Task goal: Print every entry exactly as written.

#### Input data ####

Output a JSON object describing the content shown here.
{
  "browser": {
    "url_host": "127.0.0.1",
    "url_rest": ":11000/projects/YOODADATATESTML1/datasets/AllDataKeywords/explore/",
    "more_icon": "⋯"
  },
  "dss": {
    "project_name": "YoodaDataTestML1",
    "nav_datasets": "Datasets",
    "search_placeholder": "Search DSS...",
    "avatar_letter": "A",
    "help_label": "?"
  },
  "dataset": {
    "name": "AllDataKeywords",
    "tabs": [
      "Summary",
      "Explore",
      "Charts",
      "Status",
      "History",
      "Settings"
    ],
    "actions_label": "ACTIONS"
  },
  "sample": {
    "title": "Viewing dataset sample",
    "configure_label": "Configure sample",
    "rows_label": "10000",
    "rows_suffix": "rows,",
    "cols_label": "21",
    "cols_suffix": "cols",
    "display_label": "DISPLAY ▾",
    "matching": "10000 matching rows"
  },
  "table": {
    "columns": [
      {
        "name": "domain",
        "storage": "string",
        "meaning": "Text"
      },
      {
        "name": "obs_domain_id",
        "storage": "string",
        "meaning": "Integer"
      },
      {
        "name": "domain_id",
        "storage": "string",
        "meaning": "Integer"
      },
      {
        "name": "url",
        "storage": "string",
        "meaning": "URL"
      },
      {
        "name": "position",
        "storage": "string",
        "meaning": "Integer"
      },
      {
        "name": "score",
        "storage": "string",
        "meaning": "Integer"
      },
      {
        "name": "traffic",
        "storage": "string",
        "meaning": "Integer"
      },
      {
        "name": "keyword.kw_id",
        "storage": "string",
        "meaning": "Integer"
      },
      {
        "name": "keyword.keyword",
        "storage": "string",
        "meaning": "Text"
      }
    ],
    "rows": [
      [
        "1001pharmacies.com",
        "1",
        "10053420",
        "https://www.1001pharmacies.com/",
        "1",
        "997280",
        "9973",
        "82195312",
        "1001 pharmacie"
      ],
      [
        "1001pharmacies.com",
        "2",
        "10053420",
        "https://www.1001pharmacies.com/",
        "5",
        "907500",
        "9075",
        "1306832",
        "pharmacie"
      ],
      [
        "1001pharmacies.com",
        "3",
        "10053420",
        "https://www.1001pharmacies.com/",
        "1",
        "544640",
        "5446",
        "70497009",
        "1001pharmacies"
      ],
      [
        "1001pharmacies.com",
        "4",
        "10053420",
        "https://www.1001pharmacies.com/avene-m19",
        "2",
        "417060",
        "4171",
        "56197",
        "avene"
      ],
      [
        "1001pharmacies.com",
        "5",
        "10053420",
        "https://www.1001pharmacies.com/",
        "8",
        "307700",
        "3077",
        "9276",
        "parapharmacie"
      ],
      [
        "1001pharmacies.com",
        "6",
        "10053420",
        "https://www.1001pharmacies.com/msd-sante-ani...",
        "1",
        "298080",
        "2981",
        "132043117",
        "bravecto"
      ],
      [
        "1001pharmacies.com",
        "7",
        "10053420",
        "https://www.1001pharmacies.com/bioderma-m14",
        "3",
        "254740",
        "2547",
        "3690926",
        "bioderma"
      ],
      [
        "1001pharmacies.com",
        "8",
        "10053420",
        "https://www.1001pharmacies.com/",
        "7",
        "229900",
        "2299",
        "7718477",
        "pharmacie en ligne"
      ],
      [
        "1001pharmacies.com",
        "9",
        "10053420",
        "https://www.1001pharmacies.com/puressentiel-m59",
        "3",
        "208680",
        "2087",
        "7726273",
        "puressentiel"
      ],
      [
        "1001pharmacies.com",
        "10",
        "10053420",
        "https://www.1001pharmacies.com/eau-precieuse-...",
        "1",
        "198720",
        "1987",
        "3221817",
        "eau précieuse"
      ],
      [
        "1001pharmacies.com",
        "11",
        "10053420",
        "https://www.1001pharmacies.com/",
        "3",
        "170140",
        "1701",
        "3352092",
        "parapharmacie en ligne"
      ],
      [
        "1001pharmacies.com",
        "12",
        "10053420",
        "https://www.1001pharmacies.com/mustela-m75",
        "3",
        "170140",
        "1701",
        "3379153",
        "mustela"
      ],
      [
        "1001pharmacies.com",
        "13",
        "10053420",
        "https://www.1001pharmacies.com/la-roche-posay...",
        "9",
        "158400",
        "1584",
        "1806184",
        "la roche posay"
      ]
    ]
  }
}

####

Result:
Output a JSON object describing the content shown here.
{
  "browser": {
    "url_host": "127.0.0.1",
    "url_rest": ":11000/projects/YOODADATATESTML1/datasets/AllDataKeywords/explore/",
    "more_icon": "⋯"
  },
  "dss": {
    "project_name": "YoodaDataTestML1",
    "nav_datasets": "Datasets",
    "search_placeholder": "Search DSS...",
    "avatar_letter": "A",
    "help_label": "?"
  },
  "dataset": {
    "name": "AllDataKeywords",
    "tabs": [
      "Summary",
      "Explore",
      "Charts",
      "Status",
      "History",
      "Settings"
    ],
    "actions_label": "ACTIONS"
  },
  "sample": {
    "title": "Viewing dataset sample",
    "configure_label": "Configure sample",
    "rows_label": "10000",
    "rows_suffix": "rows,",
    "cols_label": "21",
    "cols_suffix": "cols",
    "display_label": "DISPLAY ▾",
    "matching": "10000 matching rows"
  },
  "table": {
    "columns": [
      {
        "name": "domain",
        "storage": "string",
        "meaning": "Text"
      },
      {
        "name": "obs_domain_id",
        "storage": "string",
        "meaning": "Integer"
      },
      {
        "name": "domain_id",
        "storage": "string",
        "meaning": "Integer"
      },
      {
        "name": "url",
        "storage": "string",
        "meaning": "URL"
      },
      {
        "name": "position",
        "storage": "string",
        "meaning": "Integer"
      },
      {
        "name": "score",
        "storage": "string",
        "meaning": "Integer"
      },
      {
        "name": "traffic",
        "storage": "string",
        "meaning": "Integer"
      },
      {
        "name": "keyword.kw_id",
        "storage": "string",
        "meaning": "Integer"
      },
      {
        "name": "keyword.keyword",
        "storage": "string",
        "meaning": "Text"
      }
    ],
    "rows": [
      [
        "1001pharmacies.com",
        "1",
        "10053420",
        "https://www.1001pharmacies.com/",
        "1",
        "997280",
        "9973",
        "82195312",
        "1001 pharmacie"
      ],
      [
        "1001pharmacies.com",
        "2",
        "10053420",
        "https://www.1001pharmacies.com/",
        "5",
        "907500",
        "9075",
        "1306832",
        "pharmacie"
      ],
      [
        "1001pharmacies.com",
        "3",
        "10053420",
        "https://www.1001pharmacies.com/",
        "1",
        "544640",
        "5446",
        "70497009",
        "1001pharmacies"
      ],
      [
        "1001pharmacies.com",
        "4",
        "10053420",
        "https://www.1001pharmacies.com/avene-m19",
        "2",
        "417060",
        "4171",
        "56197",
        "avene"
      ],
      [
        "1001pharmacies.com",
        "5",
        "10053420",
        "https://www.1001pharmacies.com/",
        "8",
        "307700",
        "3077",
        "9276",
        "parapharmacie"
      ],
      [
        "1001pharmacies.com",
        "6",
        "10053420",
        "https://www.1001pharmacies.com/msd-sante-ani...",
        "1",
        "298080",
        "2981",
        "132043117",
        "bravecto"
      ],
      [
        "1001pharmacies.com",
        "7",
        "10053420",
        "https://www.1001pharmacies.com/bioderma-m14",
        "3",
        "254740",
        "2547",
        "3690926",
        "bioderma"
      ],
      [
        "1001pharmacies.com",
        "8",
        "10053420",
        "https://www.1001pharmacies.com/",
        "7",
        "229900",
        "2299",
        "7718477",
        "pharmacie en ligne"
      ],
      [
        "1001pharmacies.com",
        "9",
        "10053420",
        "https://www.1001pharmacies.com/puressentiel-m59",
        "3",
        "208680",
        "2087",
        "7726273",
        "puressentiel"
      ],
      [
        "1001pharmacies.com",
        "10",
        "10053420",
        "https://www.1001pharmacies.com/eau-precieuse-...",
        "1",
        "198720",
        "1987",
        "3221817",
        "eau précieuse"
      ],
      [
        "1001pharmacies.com",
        "11",
        "10053420",
        "https://www.1001pharmacies.com/",
        "3",
        "170140",
        "1701",
        "3352092",
        "parapharmacie en ligne"
      ],
      [
        "1001pharmacies.com",
        "12",
        "10053420",
        "https://www.1001pharmacies.com/mustela-m75",
        "3",
        "170140",
        "1701",
        "3379153",
        "mustela"
      ],
      [
        "1001pharmacies.com",
        "13",
        "10053420",
        "https://www.1001pharmacies.com/la-roche-posay...",
        "9",
        "158400",
        "1584",
        "1806184",
        "la roche posay"
      ]
    ]
  }
}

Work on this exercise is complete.